- **Request 1**
In the patchset email below, which patch lets QueryDir responses be larger than 64KB?

- **Document passage**
## begin

From: Shyam Prasad N <nspmangalore@gmail.com>
To: CIFS <linux-cifs@vger.kernel.org>,
Steve French <smfrench@gmail.com>,
Bharath SM <bharathsm.hsk@gmail.com>,
David Howells <dhowells@redhat.com>,
Enzo Matsumiya <ematsumiya@suse.de>,
Henrique Carvalho <henrique.carvalho@suse.com>,
Paulo Alcantara <pc@manguebit.org>
Subject: [PATCHSET v3] QueryDir and Directory lease improvements
Date: Tue, 28 Apr 2026 21:48:52 +0530 [thread overview]
Message-ID: <CANT5p=pTSh=R7mj6gc=70YZ9fdahYYUT5E2tdxwxZJ=jOrKCjQ@mail.gmail.com> (raw)
[-- Attachment #1: Type: text/plain, Size: 4076 bytes --]
Hi folks,
This patch set of 19 patches is meant to improve metadata performance
mainly surrounding readdir scenario, both with and without directory
leases.
Here is a list of fixes/features:
https://github.com/sprasad-microsoft/smb3-kernel-client/compare/master...personal/sprasad/for-next
cifs: change_conf needs to be called for session setup -> This bug
could cause the client not to request for lease if readdir is run
immediately following mount and multichannel is enabled
cifs: abort open_cached_dir if we don't request leases -> This bug
can cause an extra round-trip that can be avoided
cifs: invalidate cfid on unlink/rename/rmdir -> This is a serious bug
that can cause stale dir enumeration following an unlink/rename/rmdir
cifs: define variable sized buffer for querydir responses -> Enables
the next set of changes by allowing QueryDir responses to be larger
than 64KB
cifs: optimize readdir for small directories -> Similar to Windows
client, the Linux client will now send Open+QueryDir1+QueryDir2 in a
single compound request, avoiding an extra round-trip for all small
directories
cifs: optimize readdir for larger directories -> For directories that
need a second round-trip, with this change, we'll now request for
rsize QueryDir responses
cifs: reorganize cached dir helpers -> Cosmetic change. For better readability
cifs: make cfid locks more granular -> With parallel readdirs and dir
lease enabled, the client will now serialize operations under a big
chunky lock. This change introduces finer locks for better
parallelization
cifs: query dir should reuse cfid even if not fully cached -> Avoids
unnecessary breaking of dir leases when parallel readdirs to same
directory are happening
cifs: back cached_dirents with page cache -> Significant
re-architecture of dir cache code to enable faster lookups and reduced
allocations for large directories
cifs: in place changes to cached_dirents when dir lease is held ->
With this change, the client does not revoke dir lease when the
directory is changed anymore
cifs: register a shrinker to manage cached_dirents -> This change
allows the kernel to callback to the SMB client to free up dir cache
under memory pressure
cifs: option to disable time-based eviction of cache -> With the last
change, the client can now hold leases for a really long time
cifs: option to set unlimited number of cached dirs -> With shrinker
registered, the client can now cache a really large number of dirs.

## end

- **Stored data**
## begin

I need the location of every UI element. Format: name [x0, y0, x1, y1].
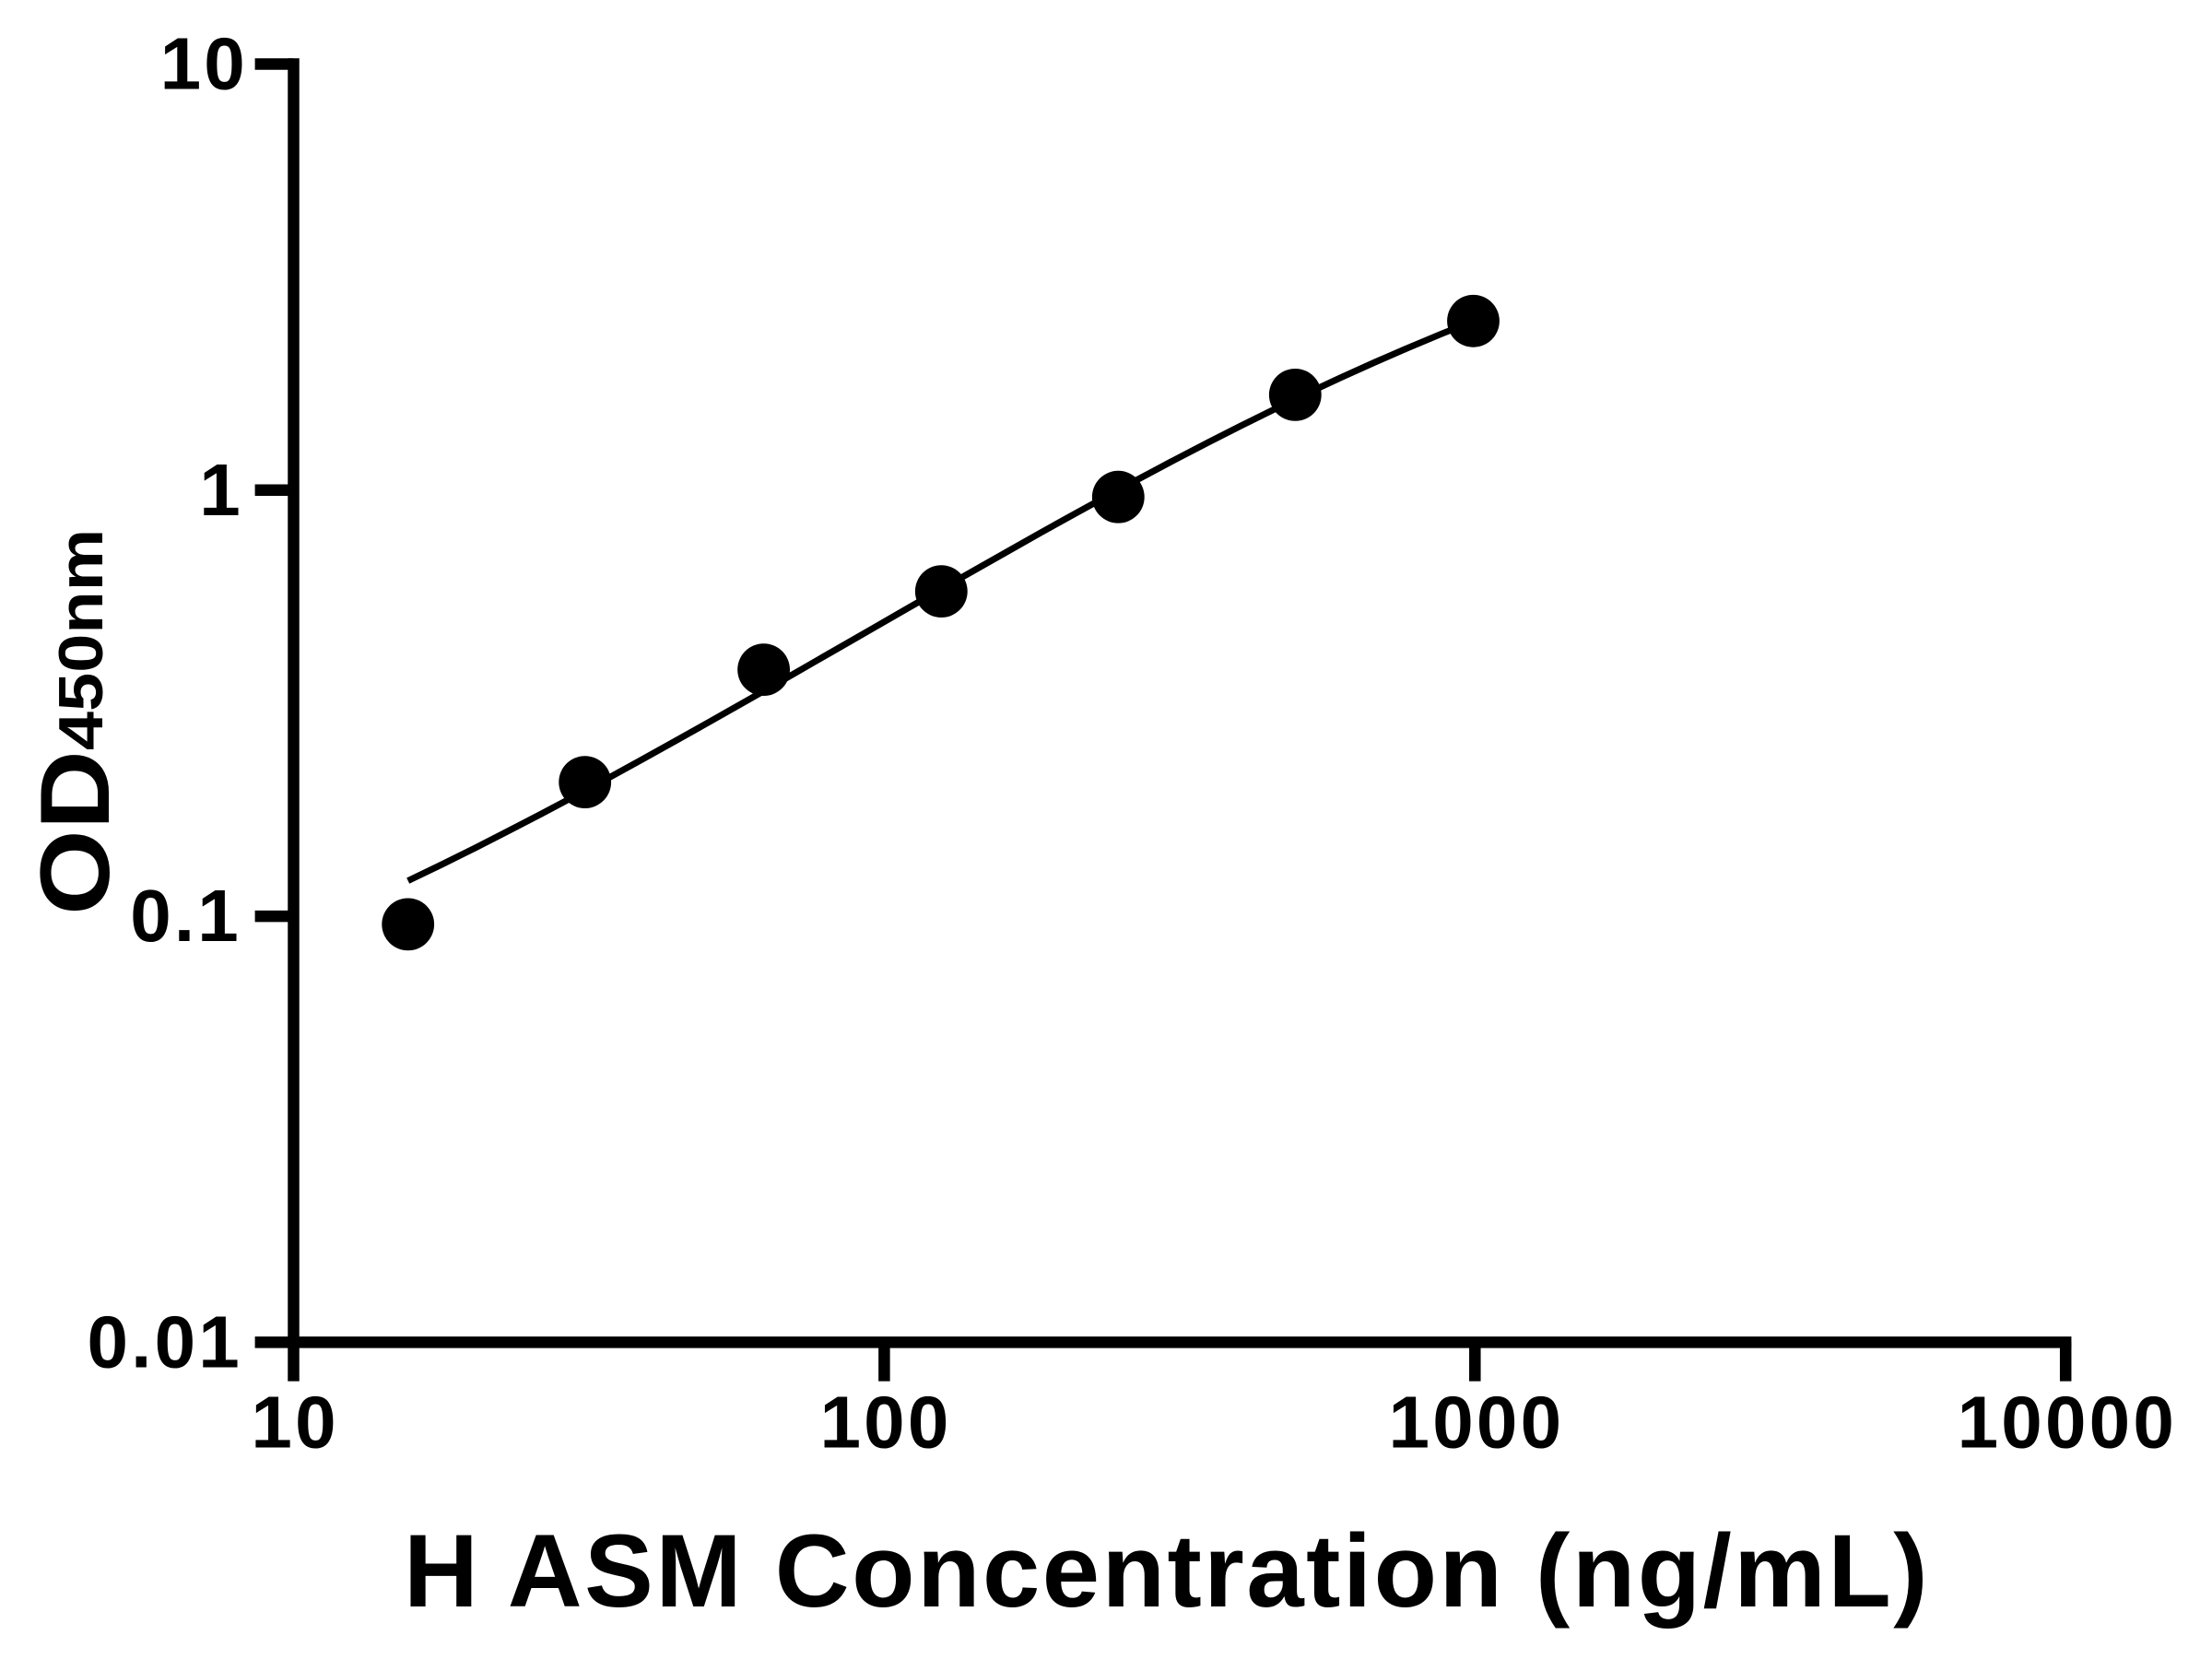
svg-text:0.1: 0.1 — [130, 875, 241, 957]
svg-text:10: 10 — [160, 23, 248, 105]
svg-text:10: 10 — [251, 1381, 338, 1463]
svg-text:100: 100 — [819, 1381, 951, 1463]
svg-text:0.01: 0.01 — [87, 1300, 242, 1382]
svg-text:10000: 10000 — [1958, 1381, 2177, 1463]
svg-text:H ASM Concentration (ng/mL): H ASM Concentration (ng/mL) — [404, 1513, 1930, 1629]
svg-text:1: 1 — [199, 449, 243, 531]
svg-text:1000: 1000 — [1389, 1381, 1565, 1463]
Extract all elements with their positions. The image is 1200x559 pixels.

## end

- **Request 2**
Copy every line of the records above word for word, and leave the picture out.

- **Response 1**
cifs: define variable sized buffer for querydir responses

- **Response 2**
I need the location of every UI element. Format: name [x0, y0, x1, y1].
svg-text:0.1: 0.1 — [130, 875, 241, 957]
svg-text:10: 10 — [160, 23, 248, 105]
svg-text:10: 10 — [251, 1381, 338, 1463]
svg-text:100: 100 — [819, 1381, 951, 1463]
svg-text:0.01: 0.01 — [87, 1300, 242, 1382]
svg-text:10000: 10000 — [1958, 1381, 2177, 1463]
svg-text:H ASM Concentration (ng/mL): H ASM Concentration (ng/mL) — [404, 1513, 1930, 1629]
svg-text:1: 1 — [199, 449, 243, 531]
svg-text:1000: 1000 — [1389, 1381, 1565, 1463]
Extract all elements with their positions. The image is 1200x559 pixels.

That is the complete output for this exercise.